_Exercise_
Reproduce the records verbatim, starting with their first line and ending with the line that contains "bar-label: 0.1% bbox=[1044, 829, 1073, 845]", both included.

_Given data_

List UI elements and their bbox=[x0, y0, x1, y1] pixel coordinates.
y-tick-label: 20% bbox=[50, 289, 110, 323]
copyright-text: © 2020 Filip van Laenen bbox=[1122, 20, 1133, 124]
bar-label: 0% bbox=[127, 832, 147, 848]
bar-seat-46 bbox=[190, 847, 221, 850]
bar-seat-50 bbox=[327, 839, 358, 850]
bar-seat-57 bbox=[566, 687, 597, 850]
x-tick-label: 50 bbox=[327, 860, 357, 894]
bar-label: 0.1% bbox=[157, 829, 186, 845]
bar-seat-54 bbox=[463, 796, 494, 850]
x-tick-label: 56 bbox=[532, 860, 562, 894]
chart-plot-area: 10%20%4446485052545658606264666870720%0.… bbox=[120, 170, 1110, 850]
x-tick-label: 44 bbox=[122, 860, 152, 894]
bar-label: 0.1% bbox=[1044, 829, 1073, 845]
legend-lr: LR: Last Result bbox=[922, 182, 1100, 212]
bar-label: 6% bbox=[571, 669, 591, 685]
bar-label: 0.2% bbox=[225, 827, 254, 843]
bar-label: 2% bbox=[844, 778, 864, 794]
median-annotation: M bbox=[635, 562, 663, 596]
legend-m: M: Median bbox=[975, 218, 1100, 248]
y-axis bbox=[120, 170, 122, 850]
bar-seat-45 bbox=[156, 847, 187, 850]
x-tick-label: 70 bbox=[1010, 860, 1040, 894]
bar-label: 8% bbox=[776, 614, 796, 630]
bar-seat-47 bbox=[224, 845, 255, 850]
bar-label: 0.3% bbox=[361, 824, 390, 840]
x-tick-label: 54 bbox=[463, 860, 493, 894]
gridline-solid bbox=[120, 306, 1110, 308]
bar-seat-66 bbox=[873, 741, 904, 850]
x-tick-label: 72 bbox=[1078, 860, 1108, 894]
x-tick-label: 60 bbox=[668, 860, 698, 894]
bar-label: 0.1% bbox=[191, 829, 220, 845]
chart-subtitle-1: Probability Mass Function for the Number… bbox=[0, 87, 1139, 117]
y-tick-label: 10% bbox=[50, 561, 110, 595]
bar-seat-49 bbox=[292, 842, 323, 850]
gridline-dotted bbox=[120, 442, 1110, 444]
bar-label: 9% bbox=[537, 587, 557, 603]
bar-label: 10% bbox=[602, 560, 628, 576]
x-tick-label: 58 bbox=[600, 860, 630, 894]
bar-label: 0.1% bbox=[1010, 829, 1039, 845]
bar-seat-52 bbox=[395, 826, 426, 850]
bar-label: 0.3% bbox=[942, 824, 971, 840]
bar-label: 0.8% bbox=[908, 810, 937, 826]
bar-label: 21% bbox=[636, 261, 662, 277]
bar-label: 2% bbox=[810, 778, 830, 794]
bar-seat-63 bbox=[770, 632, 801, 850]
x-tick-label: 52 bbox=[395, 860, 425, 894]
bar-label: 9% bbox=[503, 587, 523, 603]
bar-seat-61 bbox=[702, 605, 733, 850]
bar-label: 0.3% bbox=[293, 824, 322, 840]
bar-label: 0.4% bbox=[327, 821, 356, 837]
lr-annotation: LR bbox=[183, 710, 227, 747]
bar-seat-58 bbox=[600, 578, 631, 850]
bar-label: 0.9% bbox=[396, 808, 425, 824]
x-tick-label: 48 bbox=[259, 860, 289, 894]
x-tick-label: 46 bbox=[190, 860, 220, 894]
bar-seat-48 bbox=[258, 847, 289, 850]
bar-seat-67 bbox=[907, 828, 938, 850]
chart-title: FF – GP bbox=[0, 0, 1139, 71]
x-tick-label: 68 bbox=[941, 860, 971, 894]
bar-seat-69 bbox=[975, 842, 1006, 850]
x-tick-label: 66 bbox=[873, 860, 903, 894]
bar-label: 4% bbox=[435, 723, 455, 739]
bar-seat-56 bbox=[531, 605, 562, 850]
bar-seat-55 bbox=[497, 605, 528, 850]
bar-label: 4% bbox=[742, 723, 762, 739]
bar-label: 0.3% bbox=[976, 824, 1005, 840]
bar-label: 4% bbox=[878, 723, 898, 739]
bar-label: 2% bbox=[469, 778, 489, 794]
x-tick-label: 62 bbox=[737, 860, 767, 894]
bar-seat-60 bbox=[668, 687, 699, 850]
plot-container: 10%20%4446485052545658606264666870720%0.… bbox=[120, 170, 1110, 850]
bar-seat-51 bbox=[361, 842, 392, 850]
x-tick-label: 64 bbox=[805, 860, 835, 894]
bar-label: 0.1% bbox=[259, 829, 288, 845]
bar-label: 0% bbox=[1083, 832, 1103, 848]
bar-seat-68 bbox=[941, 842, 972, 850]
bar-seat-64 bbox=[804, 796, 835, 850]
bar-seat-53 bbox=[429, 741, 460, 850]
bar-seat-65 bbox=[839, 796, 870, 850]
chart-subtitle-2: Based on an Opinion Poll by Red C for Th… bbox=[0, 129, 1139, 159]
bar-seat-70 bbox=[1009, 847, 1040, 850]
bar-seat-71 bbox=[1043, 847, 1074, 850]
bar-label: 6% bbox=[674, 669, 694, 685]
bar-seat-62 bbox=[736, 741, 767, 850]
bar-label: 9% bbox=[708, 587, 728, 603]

_Exercise solution_
List UI elements and their bbox=[x0, y0, x1, y1] pixel coordinates.
y-tick-label: 20% bbox=[50, 289, 110, 323]
copyright-text: © 2020 Filip van Laenen bbox=[1122, 20, 1133, 124]
bar-label: 0% bbox=[127, 832, 147, 848]
bar-seat-46 bbox=[190, 847, 221, 850]
bar-seat-50 bbox=[327, 839, 358, 850]
bar-seat-57 bbox=[566, 687, 597, 850]
x-tick-label: 50 bbox=[327, 860, 357, 894]
bar-label: 0.1% bbox=[157, 829, 186, 845]
bar-seat-54 bbox=[463, 796, 494, 850]
x-tick-label: 56 bbox=[532, 860, 562, 894]
chart-plot-area: 10%20%4446485052545658606264666870720%0.… bbox=[120, 170, 1110, 850]
x-tick-label: 44 bbox=[122, 860, 152, 894]
bar-label: 0.1% bbox=[1044, 829, 1073, 845]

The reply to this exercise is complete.